* **Work to complete**:
Exact reproduction of the data is required, with images excluded.

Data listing

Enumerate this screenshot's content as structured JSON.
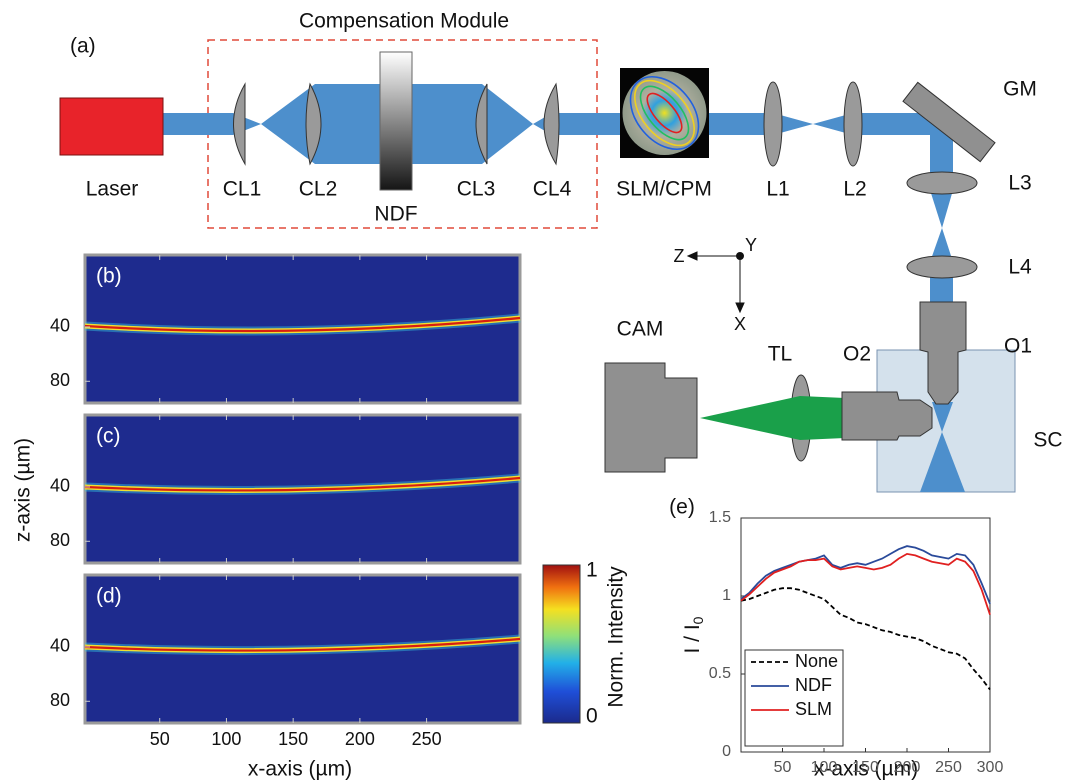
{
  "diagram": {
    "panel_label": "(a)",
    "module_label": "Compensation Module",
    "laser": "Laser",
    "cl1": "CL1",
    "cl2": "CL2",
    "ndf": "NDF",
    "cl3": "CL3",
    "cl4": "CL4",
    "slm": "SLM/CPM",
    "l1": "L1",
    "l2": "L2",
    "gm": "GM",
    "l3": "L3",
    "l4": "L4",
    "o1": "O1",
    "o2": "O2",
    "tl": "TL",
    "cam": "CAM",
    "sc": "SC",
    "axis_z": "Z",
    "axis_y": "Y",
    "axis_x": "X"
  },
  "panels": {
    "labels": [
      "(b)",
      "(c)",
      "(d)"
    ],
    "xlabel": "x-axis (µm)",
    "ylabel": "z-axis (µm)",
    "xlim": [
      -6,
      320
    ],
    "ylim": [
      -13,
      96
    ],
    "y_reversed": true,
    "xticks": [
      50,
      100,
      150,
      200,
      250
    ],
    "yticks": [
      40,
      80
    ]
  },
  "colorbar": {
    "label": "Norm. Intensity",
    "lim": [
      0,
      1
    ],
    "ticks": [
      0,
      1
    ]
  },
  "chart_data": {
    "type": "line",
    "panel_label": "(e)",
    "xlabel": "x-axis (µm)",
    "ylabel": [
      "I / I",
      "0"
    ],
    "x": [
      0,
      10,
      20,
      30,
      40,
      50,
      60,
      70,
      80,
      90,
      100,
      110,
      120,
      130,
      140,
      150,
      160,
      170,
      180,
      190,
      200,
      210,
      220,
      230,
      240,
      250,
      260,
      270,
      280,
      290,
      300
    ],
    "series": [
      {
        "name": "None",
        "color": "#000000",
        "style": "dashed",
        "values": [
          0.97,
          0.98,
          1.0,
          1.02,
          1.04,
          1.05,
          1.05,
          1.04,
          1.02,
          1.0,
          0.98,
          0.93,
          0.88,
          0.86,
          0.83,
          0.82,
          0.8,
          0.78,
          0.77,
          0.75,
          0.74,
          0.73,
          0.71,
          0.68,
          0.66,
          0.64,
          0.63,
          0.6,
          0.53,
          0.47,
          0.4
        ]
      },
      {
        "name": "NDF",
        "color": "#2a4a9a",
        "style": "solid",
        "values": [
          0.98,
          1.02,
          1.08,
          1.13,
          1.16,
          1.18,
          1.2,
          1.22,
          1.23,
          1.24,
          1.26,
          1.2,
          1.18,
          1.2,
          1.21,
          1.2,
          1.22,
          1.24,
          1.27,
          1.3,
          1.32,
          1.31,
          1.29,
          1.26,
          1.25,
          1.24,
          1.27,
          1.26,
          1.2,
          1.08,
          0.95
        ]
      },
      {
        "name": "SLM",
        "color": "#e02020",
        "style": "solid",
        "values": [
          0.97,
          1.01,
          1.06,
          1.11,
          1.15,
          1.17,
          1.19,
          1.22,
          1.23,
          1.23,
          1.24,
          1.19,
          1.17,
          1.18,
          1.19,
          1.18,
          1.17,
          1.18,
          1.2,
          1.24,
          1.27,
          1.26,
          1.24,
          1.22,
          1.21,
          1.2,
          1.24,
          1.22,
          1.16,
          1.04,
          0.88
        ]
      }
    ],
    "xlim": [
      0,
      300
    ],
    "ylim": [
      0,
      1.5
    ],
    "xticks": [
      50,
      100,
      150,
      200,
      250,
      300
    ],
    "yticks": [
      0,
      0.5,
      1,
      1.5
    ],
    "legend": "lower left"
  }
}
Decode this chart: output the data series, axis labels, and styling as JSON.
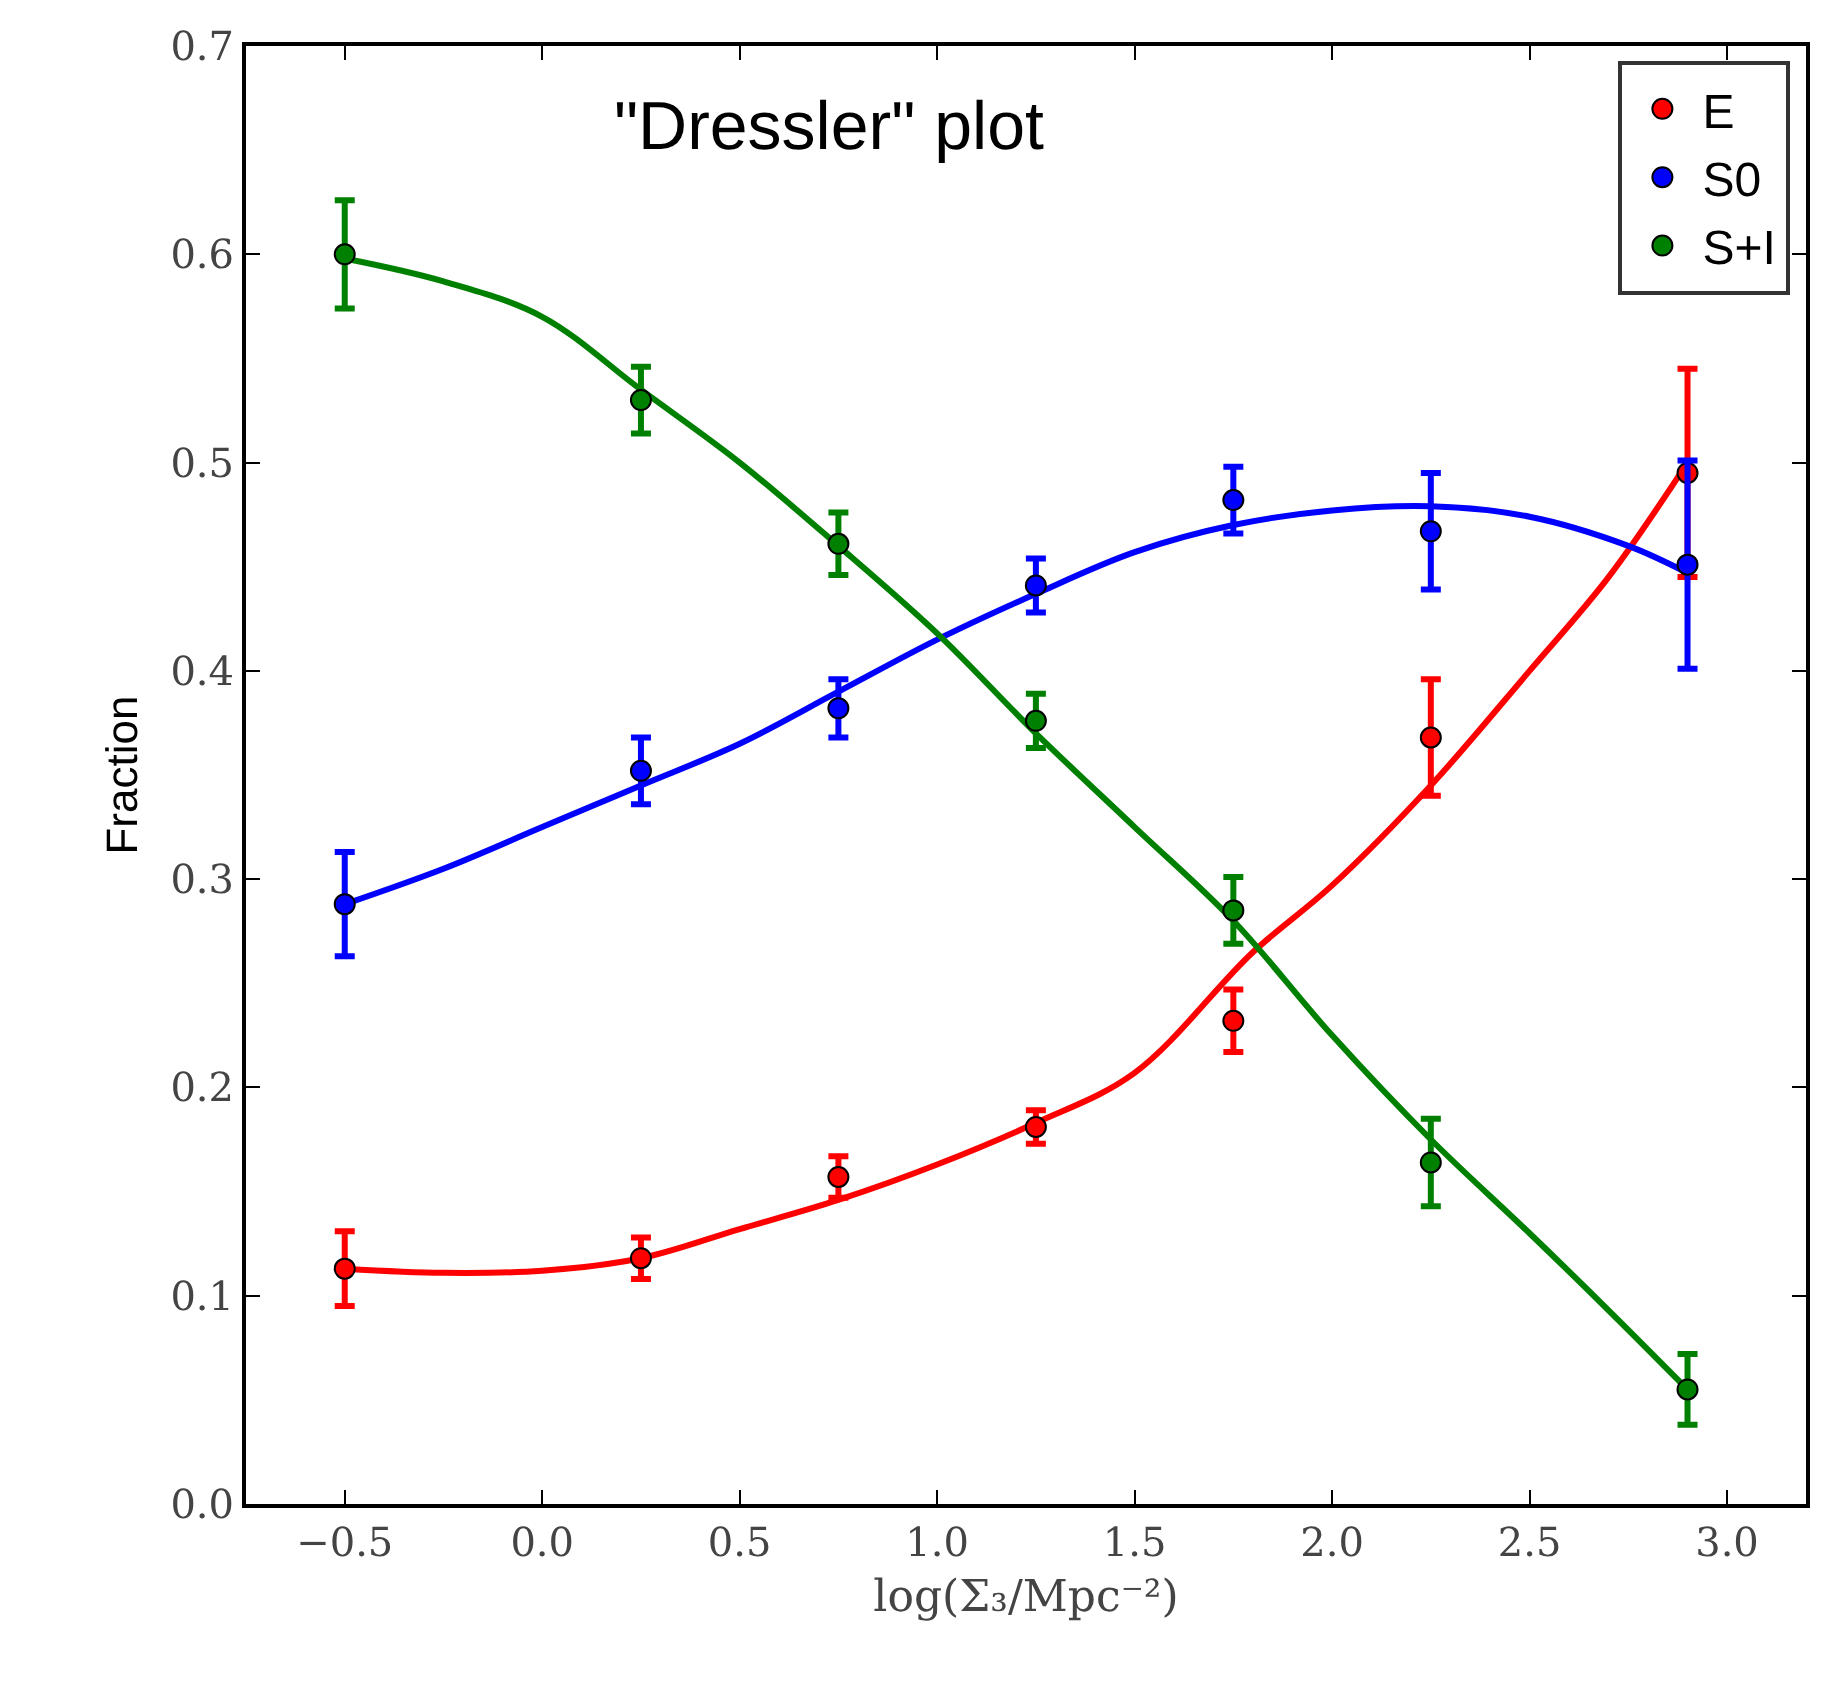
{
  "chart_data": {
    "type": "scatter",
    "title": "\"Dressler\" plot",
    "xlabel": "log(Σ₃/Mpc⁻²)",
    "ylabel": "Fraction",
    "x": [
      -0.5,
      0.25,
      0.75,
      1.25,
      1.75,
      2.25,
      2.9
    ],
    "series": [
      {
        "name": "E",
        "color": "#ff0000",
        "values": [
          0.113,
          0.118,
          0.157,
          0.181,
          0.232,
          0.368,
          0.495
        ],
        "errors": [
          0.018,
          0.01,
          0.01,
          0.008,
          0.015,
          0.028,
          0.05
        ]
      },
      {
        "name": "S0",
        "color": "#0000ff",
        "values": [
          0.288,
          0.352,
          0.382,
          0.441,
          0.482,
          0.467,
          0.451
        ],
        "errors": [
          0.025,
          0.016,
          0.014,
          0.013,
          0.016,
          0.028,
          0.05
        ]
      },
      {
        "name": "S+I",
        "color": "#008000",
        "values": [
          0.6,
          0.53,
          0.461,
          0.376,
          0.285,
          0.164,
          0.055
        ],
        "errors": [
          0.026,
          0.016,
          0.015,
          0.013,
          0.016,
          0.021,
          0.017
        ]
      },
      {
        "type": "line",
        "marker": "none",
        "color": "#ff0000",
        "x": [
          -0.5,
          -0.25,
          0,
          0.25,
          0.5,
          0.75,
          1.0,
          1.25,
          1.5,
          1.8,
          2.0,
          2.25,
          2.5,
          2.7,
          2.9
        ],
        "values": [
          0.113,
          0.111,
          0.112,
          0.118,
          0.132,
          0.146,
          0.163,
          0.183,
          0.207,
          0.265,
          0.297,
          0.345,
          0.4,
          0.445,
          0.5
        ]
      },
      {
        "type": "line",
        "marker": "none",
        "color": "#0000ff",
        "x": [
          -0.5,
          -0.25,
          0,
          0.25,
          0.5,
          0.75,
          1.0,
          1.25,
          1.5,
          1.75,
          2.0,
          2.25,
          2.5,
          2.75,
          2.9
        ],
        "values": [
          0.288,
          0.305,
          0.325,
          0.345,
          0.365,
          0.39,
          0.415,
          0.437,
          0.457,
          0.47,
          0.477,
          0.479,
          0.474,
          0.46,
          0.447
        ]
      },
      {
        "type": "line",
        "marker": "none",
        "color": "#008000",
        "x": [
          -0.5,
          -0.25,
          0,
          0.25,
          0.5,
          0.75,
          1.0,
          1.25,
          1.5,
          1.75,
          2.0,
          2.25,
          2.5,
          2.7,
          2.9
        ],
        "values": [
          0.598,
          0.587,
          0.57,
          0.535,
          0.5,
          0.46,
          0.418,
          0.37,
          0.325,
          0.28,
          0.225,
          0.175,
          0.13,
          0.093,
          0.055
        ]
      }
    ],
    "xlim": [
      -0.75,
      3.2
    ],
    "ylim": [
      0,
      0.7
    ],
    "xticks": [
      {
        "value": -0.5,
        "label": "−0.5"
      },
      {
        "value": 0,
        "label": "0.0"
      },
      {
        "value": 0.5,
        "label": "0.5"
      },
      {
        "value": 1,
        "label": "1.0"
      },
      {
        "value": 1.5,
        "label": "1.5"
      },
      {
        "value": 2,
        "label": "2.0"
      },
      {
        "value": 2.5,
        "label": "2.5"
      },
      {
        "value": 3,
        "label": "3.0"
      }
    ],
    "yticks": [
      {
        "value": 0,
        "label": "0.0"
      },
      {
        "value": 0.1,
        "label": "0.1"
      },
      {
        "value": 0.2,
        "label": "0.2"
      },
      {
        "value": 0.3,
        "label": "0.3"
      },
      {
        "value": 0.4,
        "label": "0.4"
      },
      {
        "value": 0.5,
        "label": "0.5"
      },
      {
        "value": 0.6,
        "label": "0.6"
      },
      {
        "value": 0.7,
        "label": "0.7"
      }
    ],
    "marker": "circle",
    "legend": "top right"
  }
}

* **Exercise result**:
Enumerate this screenshot's content as structured JSON.
{
  "diagram": {
    "panel_label": "(a)",
    "module_label": "Compensation Module",
    "laser": "Laser",
    "cl1": "CL1",
    "cl2": "CL2",
    "ndf": "NDF",
    "cl3": "CL3",
    "cl4": "CL4",
    "slm": "SLM/CPM",
    "l1": "L1",
    "l2": "L2",
    "gm": "GM",
    "l3": "L3",
    "l4": "L4",
    "o1": "O1",
    "o2": "O2",
    "tl": "TL",
    "cam": "CAM",
    "sc": "SC",
    "axis_z": "Z",
    "axis_y": "Y",
    "axis_x": "X"
  },
  "panels": {
    "labels": [
      "(b)",
      "(c)",
      "(d)"
    ],
    "xlabel": "x-axis (µm)",
    "ylabel": "z-axis (µm)",
    "xlim": [
      -6,
      320
    ],
    "ylim": [
      -13,
      96
    ],
    "y_reversed": true,
    "xticks": [
      50,
      100,
      150,
      200,
      250
    ],
    "yticks": [
      40,
      80
    ]
  },
  "colorbar": {
    "label": "Norm. Intensity",
    "lim": [
      0,
      1
    ],
    "ticks": [
      0,
      1
    ]
  },
  "chart_data": {
    "type": "line",
    "panel_label": "(e)",
    "xlabel": "x-axis (µm)",
    "ylabel": [
      "I / I",
      "0"
    ],
    "x": [
      0,
      10,
      20,
      30,
      40,
      50,
      60,
      70,
      80,
      90,
      100,
      110,
      120,
      130,
      140,
      150,
      160,
      170,
      180,
      190,
      200,
      210,
      220,
      230,
      240,
      250,
      260,
      270,
      280,
      290,
      300
    ],
    "series": [
      {
        "name": "None",
        "color": "#000000",
        "style": "dashed",
        "values": [
          0.97,
          0.98,
          1.0,
          1.02,
          1.04,
          1.05,
          1.05,
          1.04,
          1.02,
          1.0,
          0.98,
          0.93,
          0.88,
          0.86,
          0.83,
          0.82,
          0.8,
          0.78,
          0.77,
          0.75,
          0.74,
          0.73,
          0.71,
          0.68,
          0.66,
          0.64,
          0.63,
          0.6,
          0.53,
          0.47,
          0.4
        ]
      },
      {
        "name": "NDF",
        "color": "#2a4a9a",
        "style": "solid",
        "values": [
          0.98,
          1.02,
          1.08,
          1.13,
          1.16,
          1.18,
          1.2,
          1.22,
          1.23,
          1.24,
          1.26,
          1.2,
          1.18,
          1.2,
          1.21,
          1.2,
          1.22,
          1.24,
          1.27,
          1.3,
          1.32,
          1.31,
          1.29,
          1.26,
          1.25,
          1.24,
          1.27,
          1.26,
          1.2,
          1.08,
          0.95
        ]
      },
      {
        "name": "SLM",
        "color": "#e02020",
        "style": "solid",
        "values": [
          0.97,
          1.01,
          1.06,
          1.11,
          1.15,
          1.17,
          1.19,
          1.22,
          1.23,
          1.23,
          1.24,
          1.19,
          1.17,
          1.18,
          1.19,
          1.18,
          1.17,
          1.18,
          1.2,
          1.24,
          1.27,
          1.26,
          1.24,
          1.22,
          1.21,
          1.2,
          1.24,
          1.22,
          1.16,
          1.04,
          0.88
        ]
      }
    ],
    "xlim": [
      0,
      300
    ],
    "ylim": [
      0,
      1.5
    ],
    "xticks": [
      50,
      100,
      150,
      200,
      250,
      300
    ],
    "yticks": [
      0,
      0.5,
      1,
      1.5
    ],
    "legend": "lower left"
  }
}
Decode this chart: output the data series, axis labels, and styling as JSON.
{
  "chart_data": {
    "type": "scatter",
    "title": "\"Dressler\" plot",
    "xlabel": "log(Σ₃/Mpc⁻²)",
    "ylabel": "Fraction",
    "x": [
      -0.5,
      0.25,
      0.75,
      1.25,
      1.75,
      2.25,
      2.9
    ],
    "series": [
      {
        "name": "E",
        "color": "#ff0000",
        "values": [
          0.113,
          0.118,
          0.157,
          0.181,
          0.232,
          0.368,
          0.495
        ],
        "errors": [
          0.018,
          0.01,
          0.01,
          0.008,
          0.015,
          0.028,
          0.05
        ]
      },
      {
        "name": "S0",
        "color": "#0000ff",
        "values": [
          0.288,
          0.352,
          0.382,
          0.441,
          0.482,
          0.467,
          0.451
        ],
        "errors": [
          0.025,
          0.016,
          0.014,
          0.013,
          0.016,
          0.028,
          0.05
        ]
      },
      {
        "name": "S+I",
        "color": "#008000",
        "values": [
          0.6,
          0.53,
          0.461,
          0.376,
          0.285,
          0.164,
          0.055
        ],
        "errors": [
          0.026,
          0.016,
          0.015,
          0.013,
          0.016,
          0.021,
          0.017
        ]
      },
      {
        "type": "line",
        "marker": "none",
        "color": "#ff0000",
        "x": [
          -0.5,
          -0.25,
          0,
          0.25,
          0.5,
          0.75,
          1.0,
          1.25,
          1.5,
          1.8,
          2.0,
          2.25,
          2.5,
          2.7,
          2.9
        ],
        "values": [
          0.113,
          0.111,
          0.112,
          0.118,
          0.132,
          0.146,
          0.163,
          0.183,
          0.207,
          0.265,
          0.297,
          0.345,
          0.4,
          0.445,
          0.5
        ]
      },
      {
        "type": "line",
        "marker": "none",
        "color": "#0000ff",
        "x": [
          -0.5,
          -0.25,
          0,
          0.25,
          0.5,
          0.75,
          1.0,
          1.25,
          1.5,
          1.75,
          2.0,
          2.25,
          2.5,
          2.75,
          2.9
        ],
        "values": [
          0.288,
          0.305,
          0.325,
          0.345,
          0.365,
          0.39,
          0.415,
          0.437,
          0.457,
          0.47,
          0.477,
          0.479,
          0.474,
          0.46,
          0.447
        ]
      },
      {
        "type": "line",
        "marker": "none",
        "color": "#008000",
        "x": [
          -0.5,
          -0.25,
          0,
          0.25,
          0.5,
          0.75,
          1.0,
          1.25,
          1.5,
          1.75,
          2.0,
          2.25,
          2.5,
          2.7,
          2.9
        ],
        "values": [
          0.598,
          0.587,
          0.57,
          0.535,
          0.5,
          0.46,
          0.418,
          0.37,
          0.325,
          0.28,
          0.225,
          0.175,
          0.13,
          0.093,
          0.055
        ]
      }
    ],
    "xlim": [
      -0.75,
      3.2
    ],
    "ylim": [
      0,
      0.7
    ],
    "xticks": [
      {
        "value": -0.5,
        "label": "−0.5"
      },
      {
        "value": 0,
        "label": "0.0"
      },
      {
        "value": 0.5,
        "label": "0.5"
      },
      {
        "value": 1,
        "label": "1.0"
      },
      {
        "value": 1.5,
        "label": "1.5"
      },
      {
        "value": 2,
        "label": "2.0"
      },
      {
        "value": 2.5,
        "label": "2.5"
      },
      {
        "value": 3,
        "label": "3.0"
      }
    ],
    "yticks": [
      {
        "value": 0,
        "label": "0.0"
      },
      {
        "value": 0.1,
        "label": "0.1"
      },
      {
        "value": 0.2,
        "label": "0.2"
      },
      {
        "value": 0.3,
        "label": "0.3"
      },
      {
        "value": 0.4,
        "label": "0.4"
      },
      {
        "value": 0.5,
        "label": "0.5"
      },
      {
        "value": 0.6,
        "label": "0.6"
      },
      {
        "value": 0.7,
        "label": "0.7"
      }
    ],
    "marker": "circle",
    "legend": "top right"
  }
}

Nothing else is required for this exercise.